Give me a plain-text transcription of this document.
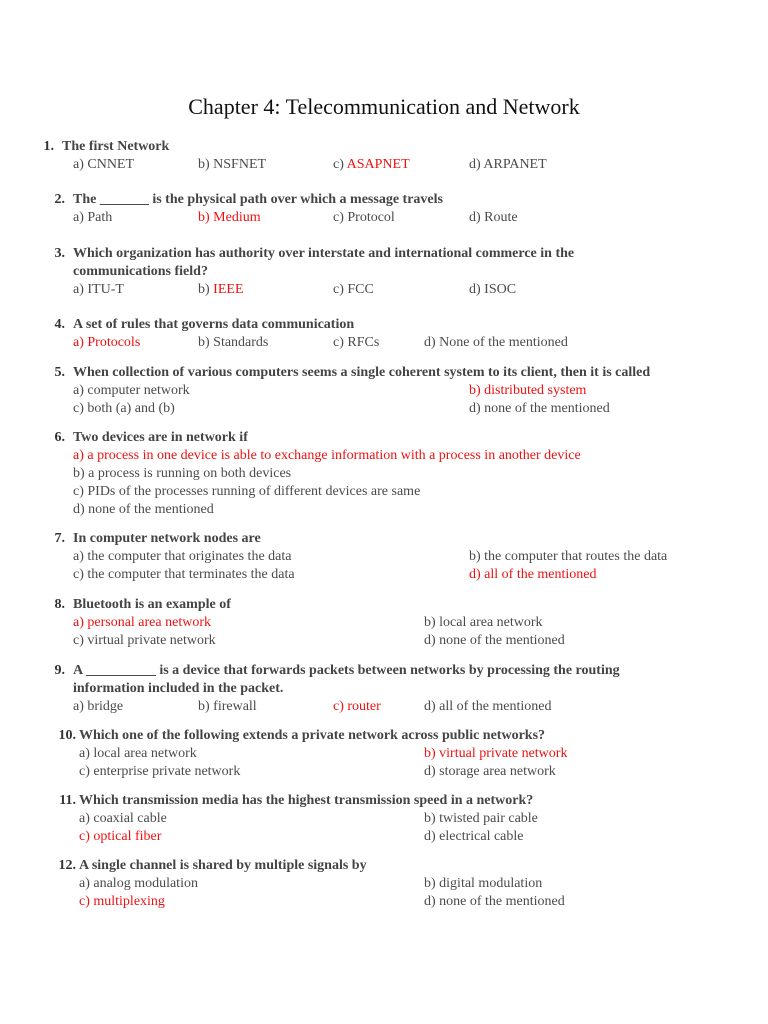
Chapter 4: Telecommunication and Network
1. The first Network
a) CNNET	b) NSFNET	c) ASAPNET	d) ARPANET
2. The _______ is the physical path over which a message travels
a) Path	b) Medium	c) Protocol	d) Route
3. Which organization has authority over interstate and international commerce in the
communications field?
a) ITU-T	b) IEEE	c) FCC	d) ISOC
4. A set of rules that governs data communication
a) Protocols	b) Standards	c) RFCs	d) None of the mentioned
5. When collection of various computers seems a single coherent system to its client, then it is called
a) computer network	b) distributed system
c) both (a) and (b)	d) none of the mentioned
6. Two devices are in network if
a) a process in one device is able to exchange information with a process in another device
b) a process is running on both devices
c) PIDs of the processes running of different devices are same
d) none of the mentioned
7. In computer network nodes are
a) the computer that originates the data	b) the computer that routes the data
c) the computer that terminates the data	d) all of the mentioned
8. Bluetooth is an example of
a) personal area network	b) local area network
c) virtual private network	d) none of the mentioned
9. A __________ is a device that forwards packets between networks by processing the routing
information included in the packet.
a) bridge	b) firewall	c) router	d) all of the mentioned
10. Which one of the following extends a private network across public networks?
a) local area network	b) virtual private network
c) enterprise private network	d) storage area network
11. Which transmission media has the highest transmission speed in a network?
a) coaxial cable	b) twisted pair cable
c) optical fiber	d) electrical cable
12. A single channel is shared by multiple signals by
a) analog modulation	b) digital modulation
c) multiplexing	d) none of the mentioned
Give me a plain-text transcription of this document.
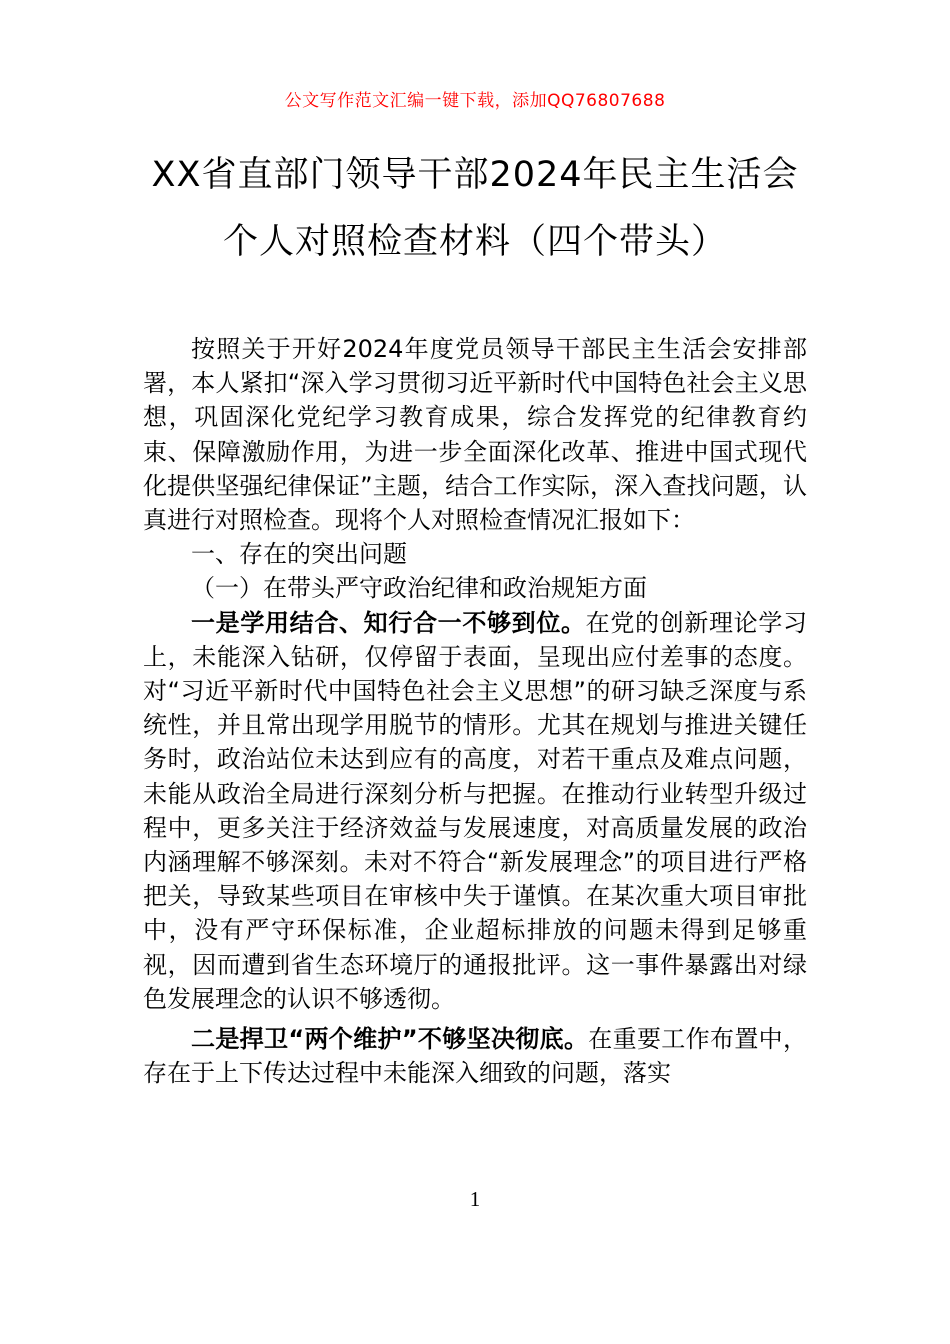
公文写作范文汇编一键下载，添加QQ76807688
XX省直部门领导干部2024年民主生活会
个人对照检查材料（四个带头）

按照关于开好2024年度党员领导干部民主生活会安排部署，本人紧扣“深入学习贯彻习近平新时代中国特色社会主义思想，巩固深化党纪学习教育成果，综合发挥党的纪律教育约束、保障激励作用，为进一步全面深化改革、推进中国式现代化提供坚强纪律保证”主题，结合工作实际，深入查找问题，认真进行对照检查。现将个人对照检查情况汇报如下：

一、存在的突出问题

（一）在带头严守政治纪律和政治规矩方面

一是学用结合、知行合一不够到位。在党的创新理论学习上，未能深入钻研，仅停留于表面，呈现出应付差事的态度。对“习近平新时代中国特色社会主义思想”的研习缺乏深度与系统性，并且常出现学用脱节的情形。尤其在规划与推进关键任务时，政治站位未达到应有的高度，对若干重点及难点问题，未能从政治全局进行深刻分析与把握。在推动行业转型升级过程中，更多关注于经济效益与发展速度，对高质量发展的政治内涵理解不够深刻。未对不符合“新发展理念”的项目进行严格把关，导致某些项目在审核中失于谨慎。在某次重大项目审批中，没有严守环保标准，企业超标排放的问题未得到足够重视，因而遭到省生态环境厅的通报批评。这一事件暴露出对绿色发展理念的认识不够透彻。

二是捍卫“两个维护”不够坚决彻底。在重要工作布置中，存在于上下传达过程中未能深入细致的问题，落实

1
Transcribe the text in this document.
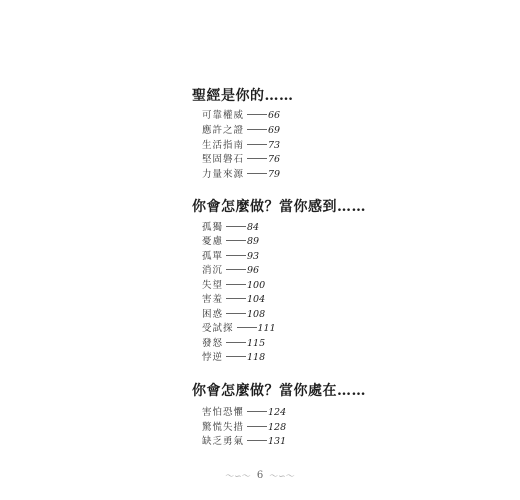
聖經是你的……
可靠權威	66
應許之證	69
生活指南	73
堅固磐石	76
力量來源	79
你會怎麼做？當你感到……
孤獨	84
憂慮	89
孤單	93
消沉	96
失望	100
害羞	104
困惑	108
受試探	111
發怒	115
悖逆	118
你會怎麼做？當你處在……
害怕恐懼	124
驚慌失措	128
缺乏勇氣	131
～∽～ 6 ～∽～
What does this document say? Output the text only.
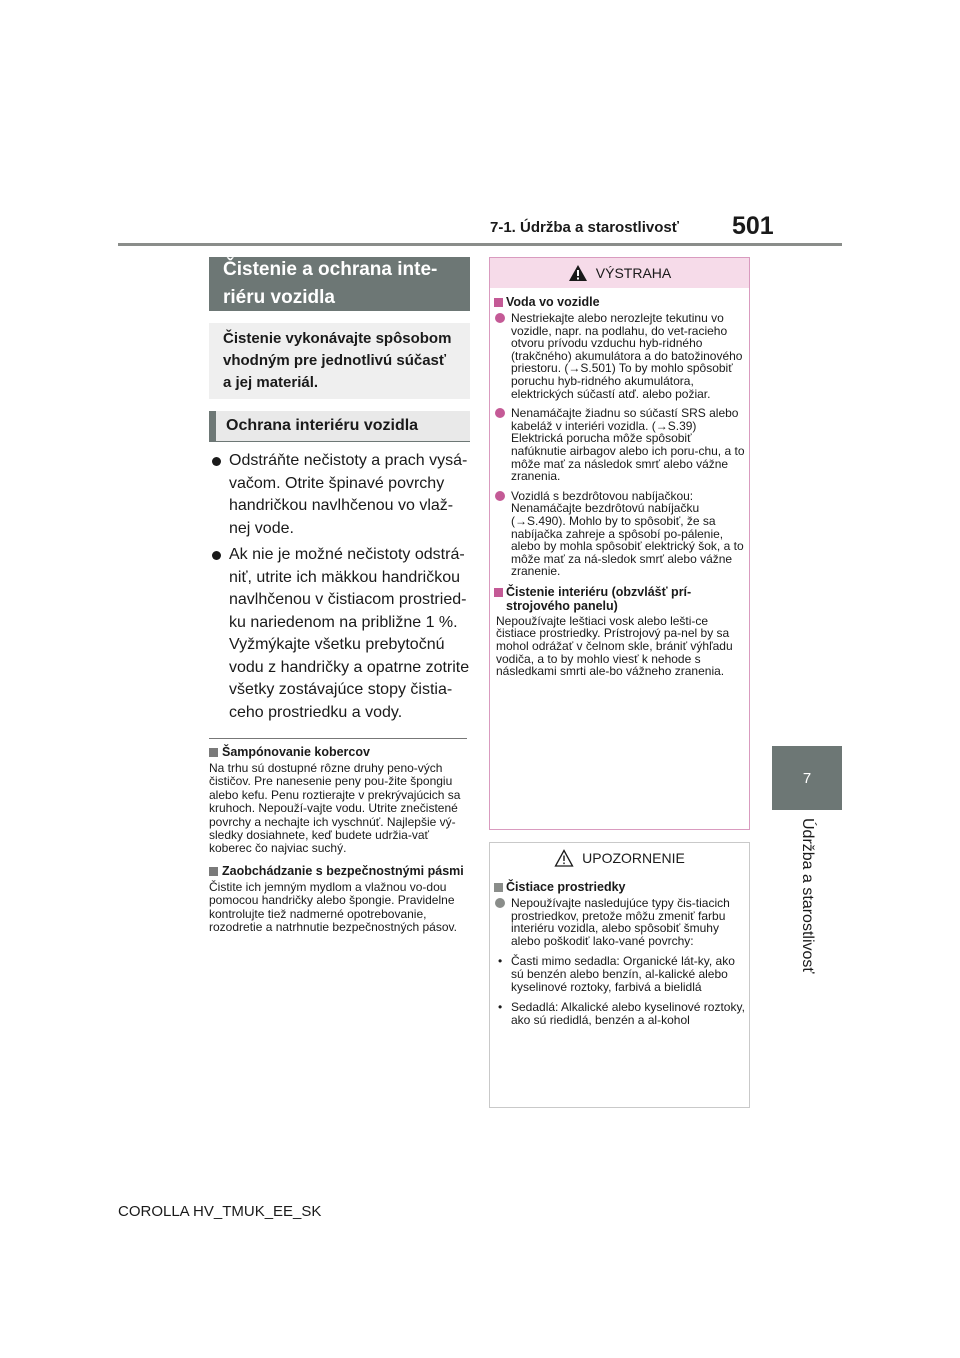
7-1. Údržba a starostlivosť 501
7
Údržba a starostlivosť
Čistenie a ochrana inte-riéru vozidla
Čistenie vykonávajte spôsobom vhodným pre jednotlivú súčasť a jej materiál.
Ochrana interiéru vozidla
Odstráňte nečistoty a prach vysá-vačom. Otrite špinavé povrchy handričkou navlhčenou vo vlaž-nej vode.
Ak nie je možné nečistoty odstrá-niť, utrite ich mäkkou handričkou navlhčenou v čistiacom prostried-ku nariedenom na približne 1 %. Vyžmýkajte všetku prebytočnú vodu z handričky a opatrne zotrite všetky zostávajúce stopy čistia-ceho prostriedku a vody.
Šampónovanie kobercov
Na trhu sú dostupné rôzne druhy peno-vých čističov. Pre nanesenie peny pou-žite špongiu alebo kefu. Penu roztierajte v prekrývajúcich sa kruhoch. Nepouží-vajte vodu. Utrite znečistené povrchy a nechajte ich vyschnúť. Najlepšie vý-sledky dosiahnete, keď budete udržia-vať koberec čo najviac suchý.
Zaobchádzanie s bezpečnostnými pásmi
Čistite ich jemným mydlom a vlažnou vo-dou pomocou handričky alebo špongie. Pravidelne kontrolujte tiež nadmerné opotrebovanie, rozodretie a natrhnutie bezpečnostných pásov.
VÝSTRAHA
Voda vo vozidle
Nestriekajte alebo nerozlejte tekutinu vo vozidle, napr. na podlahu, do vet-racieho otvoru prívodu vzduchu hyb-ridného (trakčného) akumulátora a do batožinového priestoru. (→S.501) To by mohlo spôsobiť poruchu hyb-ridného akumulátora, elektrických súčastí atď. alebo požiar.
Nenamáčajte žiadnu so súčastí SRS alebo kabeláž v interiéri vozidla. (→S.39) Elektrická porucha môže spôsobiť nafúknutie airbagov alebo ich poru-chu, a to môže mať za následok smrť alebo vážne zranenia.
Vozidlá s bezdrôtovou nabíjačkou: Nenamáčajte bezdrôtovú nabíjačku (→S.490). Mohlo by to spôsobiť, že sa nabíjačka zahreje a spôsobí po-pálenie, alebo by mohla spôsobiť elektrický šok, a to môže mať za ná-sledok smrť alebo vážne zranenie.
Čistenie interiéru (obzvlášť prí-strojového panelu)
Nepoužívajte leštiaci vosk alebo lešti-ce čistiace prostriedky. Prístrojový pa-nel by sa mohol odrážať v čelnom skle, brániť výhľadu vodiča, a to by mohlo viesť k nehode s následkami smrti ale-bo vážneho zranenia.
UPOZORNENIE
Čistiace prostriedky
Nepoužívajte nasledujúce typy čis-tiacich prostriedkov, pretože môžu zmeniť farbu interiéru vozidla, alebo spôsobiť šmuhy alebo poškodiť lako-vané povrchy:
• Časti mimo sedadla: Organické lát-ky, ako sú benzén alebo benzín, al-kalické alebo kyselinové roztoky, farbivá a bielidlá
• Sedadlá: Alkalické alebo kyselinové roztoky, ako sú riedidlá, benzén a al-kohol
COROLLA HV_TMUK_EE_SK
==============================
◆ Given request:
Copy every line above that includes the string "information".

◆ Result below:
a) a process in one device is able to exchange information with a process in another device
information included in the packet.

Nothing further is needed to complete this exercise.